§ Set task
Repeat the entries that follow verbatim, without any of their pictures.
[Start Data to use]
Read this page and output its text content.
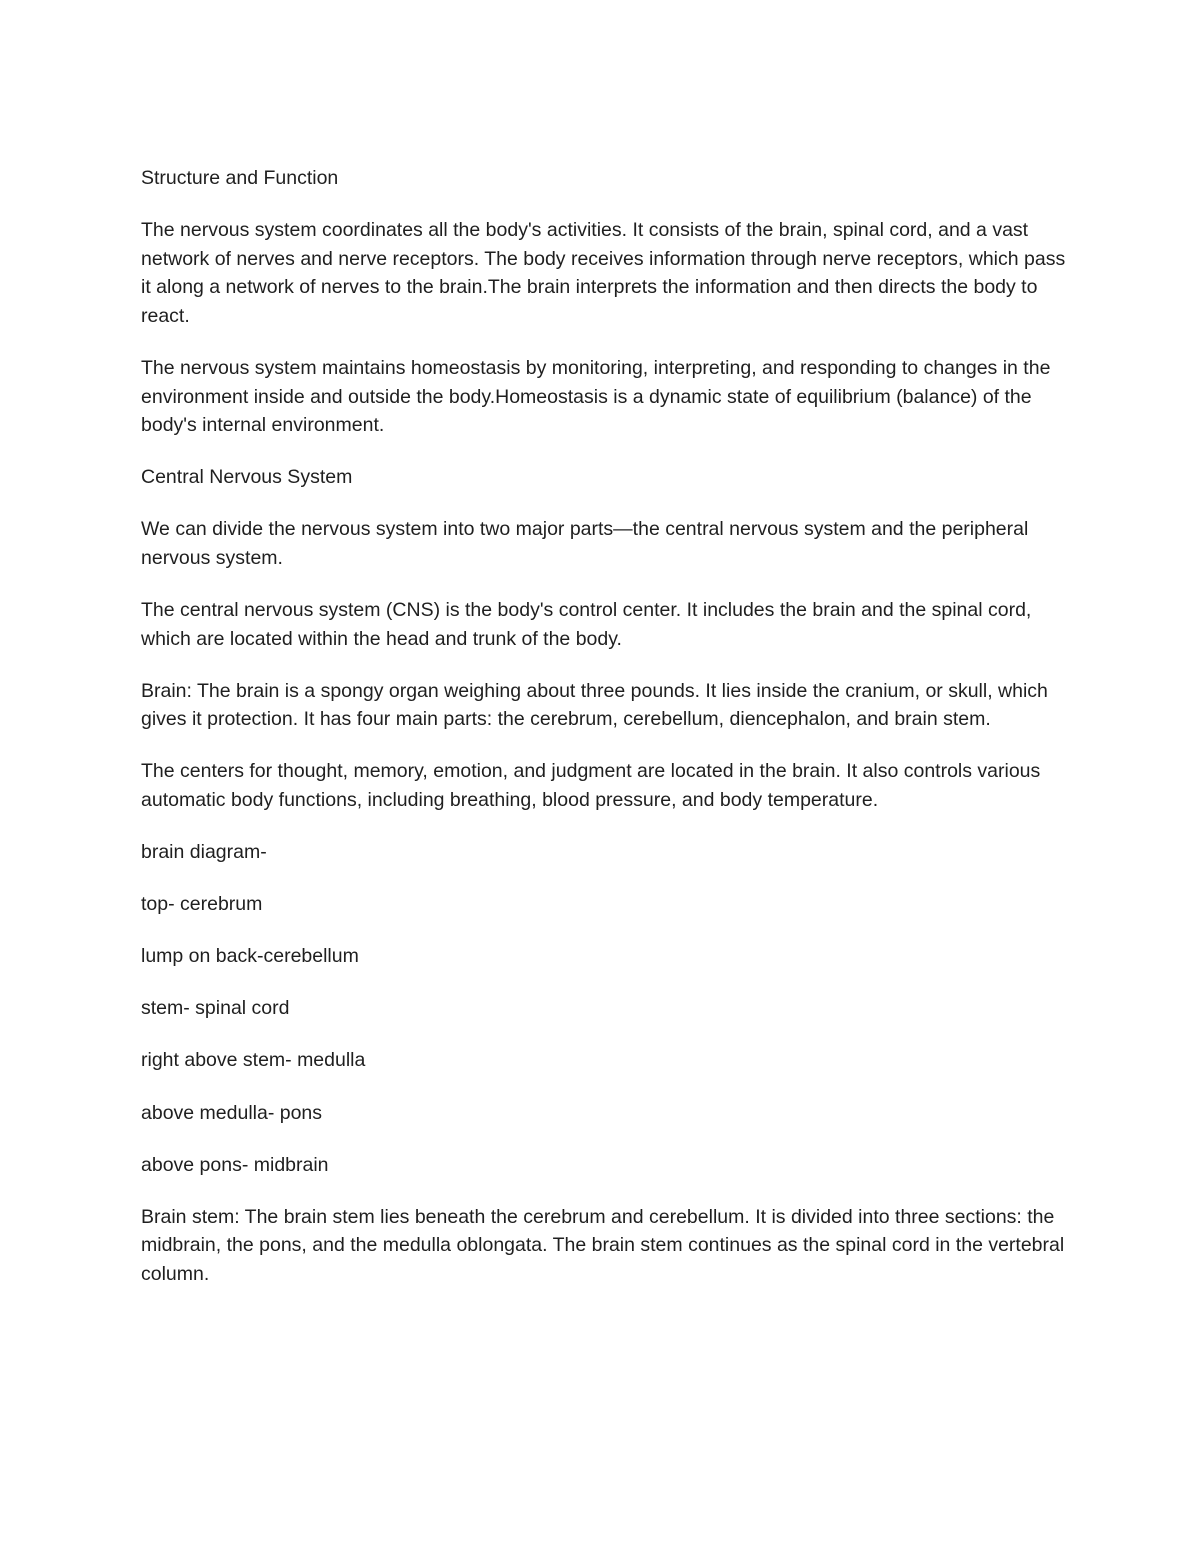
Structure and Function

The nervous system coordinates all the body's activities. It consists of the brain, spinal cord, and a vast network of nerves and nerve receptors. The body receives information through nerve receptors, which pass it along a network of nerves to the brain.The brain interprets the information and then directs the body to react.

The nervous system maintains homeostasis by monitoring, interpreting, and responding to changes in the environment inside and outside the body.Homeostasis is a dynamic state of equilibrium (balance) of the body's internal environment.

Central Nervous System

We can divide the nervous system into two major parts—the central nervous system and the peripheral nervous system.

The central nervous system (CNS) is the body's control center. It includes the brain and the spinal cord, which are located within the head and trunk of the body.

Brain: The brain is a spongy organ weighing about three pounds. It lies inside the cranium, or skull, which gives it protection. It has four main parts: the cerebrum, cerebellum, diencephalon, and brain stem.

The centers for thought, memory, emotion, and judgment are located in the brain. It also controls various automatic body functions, including breathing, blood pressure, and body temperature.

brain diagram-

top- cerebrum

lump on back-cerebellum

stem- spinal cord

right above stem- medulla

above medulla- pons

above pons- midbrain

Brain stem: The brain stem lies beneath the cerebrum and cerebellum. It is divided into three sections: the midbrain, the pons, and the medulla oblongata. The brain stem continues as the spinal cord in the vertebral column.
[End Data to use]
§ The reply
Read this page and output its text content.
Structure and Function

The nervous system coordinates all the body's activities. It consists of the brain, spinal cord, and a vast network of nerves and nerve receptors. The body receives information through nerve receptors, which pass it along a network of nerves to the brain.The brain interprets the information and then directs the body to react.

The nervous system maintains homeostasis by monitoring, interpreting, and responding to changes in the environment inside and outside the body.Homeostasis is a dynamic state of equilibrium (balance) of the body's internal environment.

Central Nervous System

We can divide the nervous system into two major parts—the central nervous system and the peripheral nervous system.

The central nervous system (CNS) is the body's control center. It includes the brain and the spinal cord, which are located within the head and trunk of the body.

Brain: The brain is a spongy organ weighing about three pounds. It lies inside the cranium, or skull, which gives it protection. It has four main parts: the cerebrum, cerebellum, diencephalon, and brain stem.

The centers for thought, memory, emotion, and judgment are located in the brain. It also controls various automatic body functions, including breathing, blood pressure, and body temperature.

brain diagram-

top- cerebrum

lump on back-cerebellum

stem- spinal cord

right above stem- medulla

above medulla- pons

above pons- midbrain

Brain stem: The brain stem lies beneath the cerebrum and cerebellum. It is divided into three sections: the midbrain, the pons, and the medulla oblongata. The brain stem continues as the spinal cord in the vertebral column.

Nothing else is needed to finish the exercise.